Data excerpts:

__________________________________________________

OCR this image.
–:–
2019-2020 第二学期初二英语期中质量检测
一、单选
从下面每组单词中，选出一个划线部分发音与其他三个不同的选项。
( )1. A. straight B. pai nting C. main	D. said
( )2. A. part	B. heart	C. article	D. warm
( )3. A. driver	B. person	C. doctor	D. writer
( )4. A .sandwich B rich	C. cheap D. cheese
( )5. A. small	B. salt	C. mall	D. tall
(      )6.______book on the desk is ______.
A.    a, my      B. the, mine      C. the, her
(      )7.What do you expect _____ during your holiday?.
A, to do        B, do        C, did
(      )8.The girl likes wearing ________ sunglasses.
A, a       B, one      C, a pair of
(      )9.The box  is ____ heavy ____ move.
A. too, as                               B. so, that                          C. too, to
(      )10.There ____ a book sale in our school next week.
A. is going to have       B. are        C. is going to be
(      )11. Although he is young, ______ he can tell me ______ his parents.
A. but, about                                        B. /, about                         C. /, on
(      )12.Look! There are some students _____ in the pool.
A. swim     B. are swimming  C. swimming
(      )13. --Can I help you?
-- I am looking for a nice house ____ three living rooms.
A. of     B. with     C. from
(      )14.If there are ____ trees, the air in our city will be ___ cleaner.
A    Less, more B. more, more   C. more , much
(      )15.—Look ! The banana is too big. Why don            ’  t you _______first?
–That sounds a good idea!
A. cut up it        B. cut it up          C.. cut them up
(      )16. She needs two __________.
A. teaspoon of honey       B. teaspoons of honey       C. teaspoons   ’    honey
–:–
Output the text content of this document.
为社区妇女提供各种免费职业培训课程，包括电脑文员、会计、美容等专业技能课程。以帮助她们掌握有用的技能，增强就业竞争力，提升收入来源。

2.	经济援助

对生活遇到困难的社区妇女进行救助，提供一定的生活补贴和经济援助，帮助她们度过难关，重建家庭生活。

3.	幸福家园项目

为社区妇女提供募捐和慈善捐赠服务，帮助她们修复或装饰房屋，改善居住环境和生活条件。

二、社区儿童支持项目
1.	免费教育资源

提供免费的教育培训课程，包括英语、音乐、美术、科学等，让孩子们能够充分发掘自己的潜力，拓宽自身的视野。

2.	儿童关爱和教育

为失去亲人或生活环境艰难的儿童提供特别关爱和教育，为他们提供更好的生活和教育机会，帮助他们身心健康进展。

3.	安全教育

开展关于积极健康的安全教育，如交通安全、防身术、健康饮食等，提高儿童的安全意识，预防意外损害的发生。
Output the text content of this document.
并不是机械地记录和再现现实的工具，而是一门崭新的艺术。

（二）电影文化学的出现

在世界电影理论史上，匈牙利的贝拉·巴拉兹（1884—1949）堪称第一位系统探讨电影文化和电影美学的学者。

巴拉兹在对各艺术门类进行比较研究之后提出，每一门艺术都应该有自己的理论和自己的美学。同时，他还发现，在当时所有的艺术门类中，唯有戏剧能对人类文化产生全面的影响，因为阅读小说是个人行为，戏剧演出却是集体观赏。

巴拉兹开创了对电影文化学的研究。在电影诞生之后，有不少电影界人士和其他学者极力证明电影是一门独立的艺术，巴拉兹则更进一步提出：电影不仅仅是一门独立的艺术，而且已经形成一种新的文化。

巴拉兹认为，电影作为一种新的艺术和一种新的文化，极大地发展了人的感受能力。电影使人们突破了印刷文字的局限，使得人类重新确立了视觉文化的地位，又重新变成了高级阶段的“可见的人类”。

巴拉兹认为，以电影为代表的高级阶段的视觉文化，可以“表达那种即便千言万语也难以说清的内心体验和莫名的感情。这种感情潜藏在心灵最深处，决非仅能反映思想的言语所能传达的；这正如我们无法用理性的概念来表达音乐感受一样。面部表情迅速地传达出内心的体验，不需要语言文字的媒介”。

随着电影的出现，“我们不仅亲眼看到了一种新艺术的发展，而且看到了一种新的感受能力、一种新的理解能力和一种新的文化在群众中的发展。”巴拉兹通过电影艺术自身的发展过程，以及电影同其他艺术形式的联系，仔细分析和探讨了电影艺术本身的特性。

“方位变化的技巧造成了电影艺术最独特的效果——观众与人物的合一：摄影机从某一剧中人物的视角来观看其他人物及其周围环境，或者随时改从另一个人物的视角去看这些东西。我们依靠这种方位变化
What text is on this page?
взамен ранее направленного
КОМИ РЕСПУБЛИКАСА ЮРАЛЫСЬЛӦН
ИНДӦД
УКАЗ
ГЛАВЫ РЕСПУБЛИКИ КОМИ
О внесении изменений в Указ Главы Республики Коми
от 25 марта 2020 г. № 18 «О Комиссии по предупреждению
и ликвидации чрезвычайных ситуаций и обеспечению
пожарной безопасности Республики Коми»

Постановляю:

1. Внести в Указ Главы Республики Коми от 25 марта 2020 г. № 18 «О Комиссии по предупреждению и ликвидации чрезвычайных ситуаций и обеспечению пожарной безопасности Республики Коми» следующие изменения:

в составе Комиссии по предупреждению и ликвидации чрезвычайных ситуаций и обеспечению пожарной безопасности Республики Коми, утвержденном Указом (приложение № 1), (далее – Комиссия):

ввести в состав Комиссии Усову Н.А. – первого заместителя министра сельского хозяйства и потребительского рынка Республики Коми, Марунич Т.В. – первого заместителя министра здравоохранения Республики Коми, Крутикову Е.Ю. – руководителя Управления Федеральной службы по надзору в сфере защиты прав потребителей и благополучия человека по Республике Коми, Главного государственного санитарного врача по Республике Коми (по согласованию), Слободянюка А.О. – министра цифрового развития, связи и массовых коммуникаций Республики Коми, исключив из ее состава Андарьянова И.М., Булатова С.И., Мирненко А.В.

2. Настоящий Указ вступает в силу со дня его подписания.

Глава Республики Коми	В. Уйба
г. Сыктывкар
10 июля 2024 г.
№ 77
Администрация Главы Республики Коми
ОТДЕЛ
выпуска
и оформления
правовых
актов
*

__________________________________________________

| EXERCISE BRIEF |
Show each line in the entries that holds the string "ситуаций".

| RIGHT ANSWER |
и ликвидации чрезвычайных ситуаций и обеспечению
1. Внести в Указ Главы Республики Коми от 25 марта 2020 г. № 18 «О Комиссии по предупреждению и ликвидации чрезвычайных ситуаций и обеспечению пожарной безопасности Республики Коми» следующие изменения:
в составе Комиссии по предупреждению и ликвидации чрезвычайных ситуаций и обеспечению пожарной безопасности Республики Коми, утвержденном Указом (приложение № 1), (далее – Комиссия):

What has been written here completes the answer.